▶ Task goal:
Faithfully return all lines, omitting every embedded picture.

▶ Exercise input:
.....

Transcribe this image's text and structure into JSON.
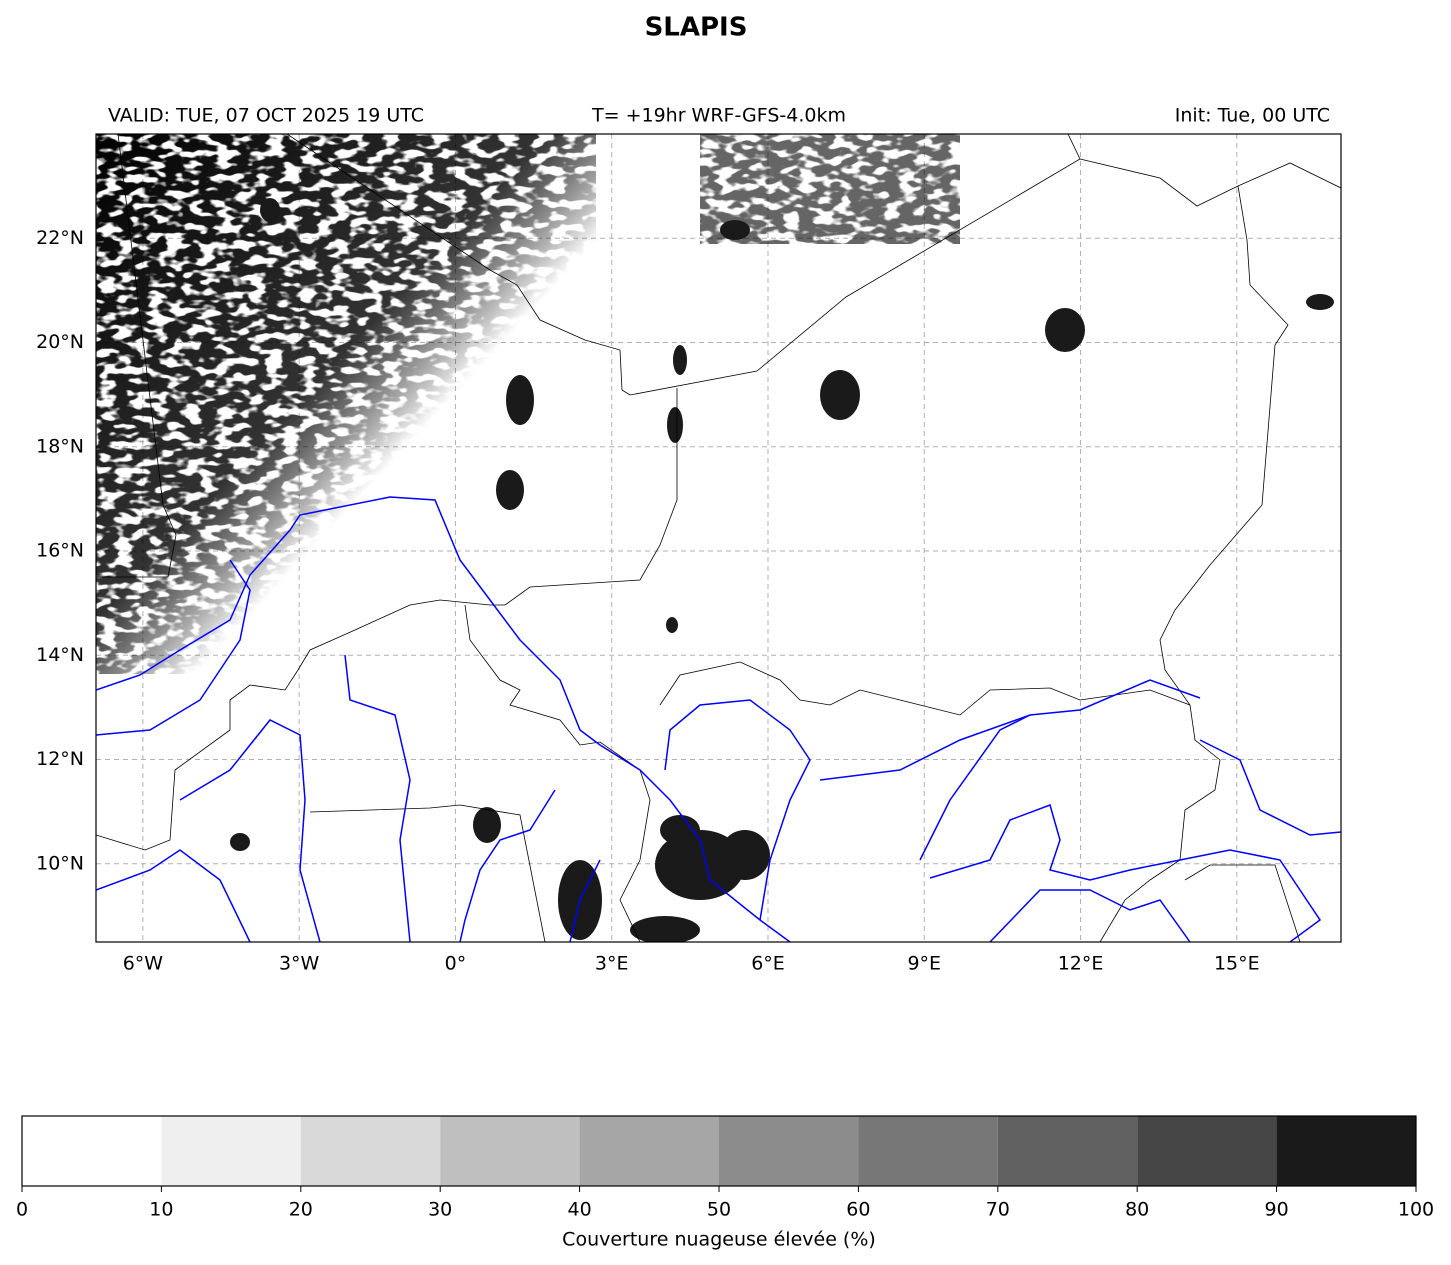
{
  "chart_data": {
    "type": "map",
    "title": "SLAPIS",
    "valid": "VALID: TUE, 07 OCT 2025 19 UTC",
    "model": "T= +19hr WRF-GFS-4.0km",
    "init": "Init: Tue, 00 UTC",
    "xlim": [
      -6.9,
      17
    ],
    "ylim": [
      8.5,
      24
    ],
    "xticks": [
      {
        "value": -6,
        "label": "6°W"
      },
      {
        "value": -3,
        "label": "3°W"
      },
      {
        "value": 0,
        "label": "0°"
      },
      {
        "value": 3,
        "label": "3°E"
      },
      {
        "value": 6,
        "label": "6°E"
      },
      {
        "value": 9,
        "label": "9°E"
      },
      {
        "value": 12,
        "label": "12°E"
      },
      {
        "value": 15,
        "label": "15°E"
      }
    ],
    "yticks": [
      {
        "value": 10,
        "label": "10°N"
      },
      {
        "value": 12,
        "label": "12°N"
      },
      {
        "value": 14,
        "label": "14°N"
      },
      {
        "value": 16,
        "label": "16°N"
      },
      {
        "value": 18,
        "label": "18°N"
      },
      {
        "value": 20,
        "label": "20°N"
      },
      {
        "value": 22,
        "label": "22°N"
      }
    ],
    "grid": true,
    "colorbar": {
      "label": "Couverture nuageuse élevée (%)",
      "ticks": [
        0,
        10,
        20,
        30,
        40,
        50,
        60,
        70,
        80,
        90,
        100
      ],
      "colors": [
        "#ffffff",
        "#efefef",
        "#d9d9d9",
        "#bfbfbf",
        "#a6a6a6",
        "#8c8c8c",
        "#777777",
        "#606060",
        "#464646",
        "#1a1a1a"
      ]
    }
  }
}
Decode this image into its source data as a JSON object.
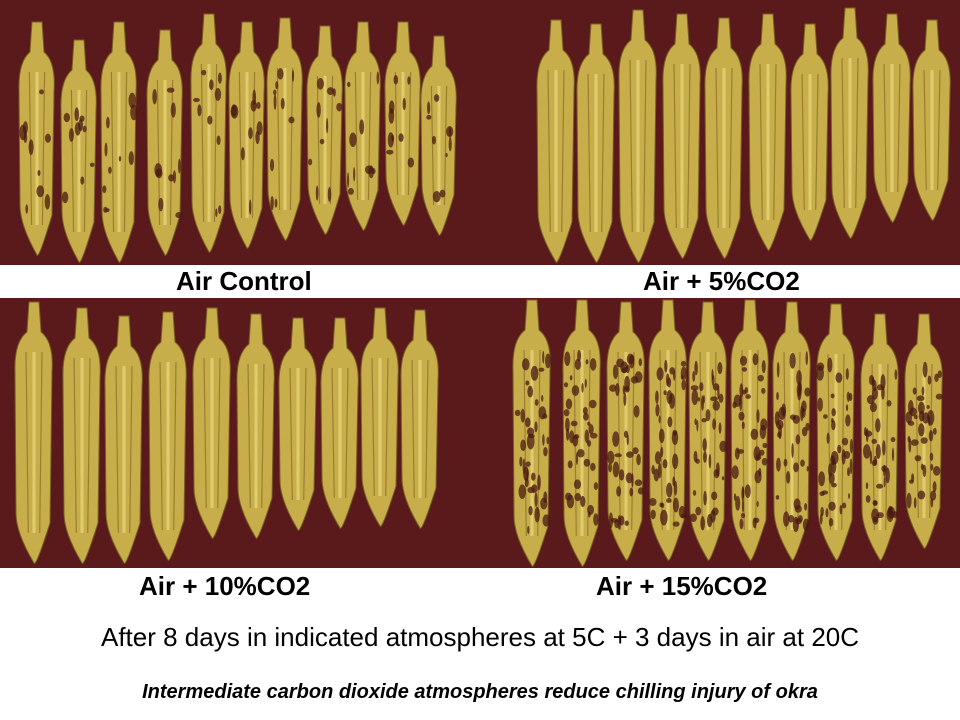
{
  "panels": [
    {
      "id": "air-control",
      "label": "Air Control"
    },
    {
      "id": "air-5co2",
      "label": "Air + 5%CO2"
    },
    {
      "id": "air-10co2",
      "label": "Air + 10%CO2"
    },
    {
      "id": "air-15co2",
      "label": "Air + 15%CO2"
    }
  ],
  "caption": {
    "main": "After 8 days in indicated atmospheres at 5C + 3 days in air at 20C",
    "sub": "Intermediate carbon dioxide atmospheres reduce chilling injury of okra"
  },
  "colors": {
    "background": "#5a1a1c",
    "okra_body": "#c8ae4a",
    "okra_highlight": "#e0cc6e",
    "injury_spots": "#4a1a12"
  }
}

.....

▶ Result for this exercise:
Transcribe this image's text and structure into JSON.
{
  "chart_data": {
    "type": "map",
    "title": "SLAPIS",
    "valid": "VALID: TUE, 07 OCT 2025 19 UTC",
    "model": "T= +19hr WRF-GFS-4.0km",
    "init": "Init: Tue, 00 UTC",
    "xlim": [
      -6.9,
      17
    ],
    "ylim": [
      8.5,
      24
    ],
    "xticks": [
      {
        "value": -6,
        "label": "6°W"
      },
      {
        "value": -3,
        "label": "3°W"
      },
      {
        "value": 0,
        "label": "0°"
      },
      {
        "value": 3,
        "label": "3°E"
      },
      {
        "value": 6,
        "label": "6°E"
      },
      {
        "value": 9,
        "label": "9°E"
      },
      {
        "value": 12,
        "label": "12°E"
      },
      {
        "value": 15,
        "label": "15°E"
      }
    ],
    "yticks": [
      {
        "value": 10,
        "label": "10°N"
      },
      {
        "value": 12,
        "label": "12°N"
      },
      {
        "value": 14,
        "label": "14°N"
      },
      {
        "value": 16,
        "label": "16°N"
      },
      {
        "value": 18,
        "label": "18°N"
      },
      {
        "value": 20,
        "label": "20°N"
      },
      {
        "value": 22,
        "label": "22°N"
      }
    ],
    "grid": true,
    "colorbar": {
      "label": "Couverture nuageuse élevée (%)",
      "ticks": [
        0,
        10,
        20,
        30,
        40,
        50,
        60,
        70,
        80,
        90,
        100
      ],
      "colors": [
        "#ffffff",
        "#efefef",
        "#d9d9d9",
        "#bfbfbf",
        "#a6a6a6",
        "#8c8c8c",
        "#777777",
        "#606060",
        "#464646",
        "#1a1a1a"
      ]
    }
  }
}
Decode this image into its source data as a JSON object.
{
  "panels": [
    {
      "id": "air-control",
      "label": "Air Control"
    },
    {
      "id": "air-5co2",
      "label": "Air + 5%CO2"
    },
    {
      "id": "air-10co2",
      "label": "Air + 10%CO2"
    },
    {
      "id": "air-15co2",
      "label": "Air + 15%CO2"
    }
  ],
  "caption": {
    "main": "After 8 days in indicated atmospheres at 5C + 3 days in air at 20C",
    "sub": "Intermediate carbon dioxide atmospheres reduce chilling injury of okra"
  },
  "colors": {
    "background": "#5a1a1c",
    "okra_body": "#c8ae4a",
    "okra_highlight": "#e0cc6e",
    "injury_spots": "#4a1a12"
  }
}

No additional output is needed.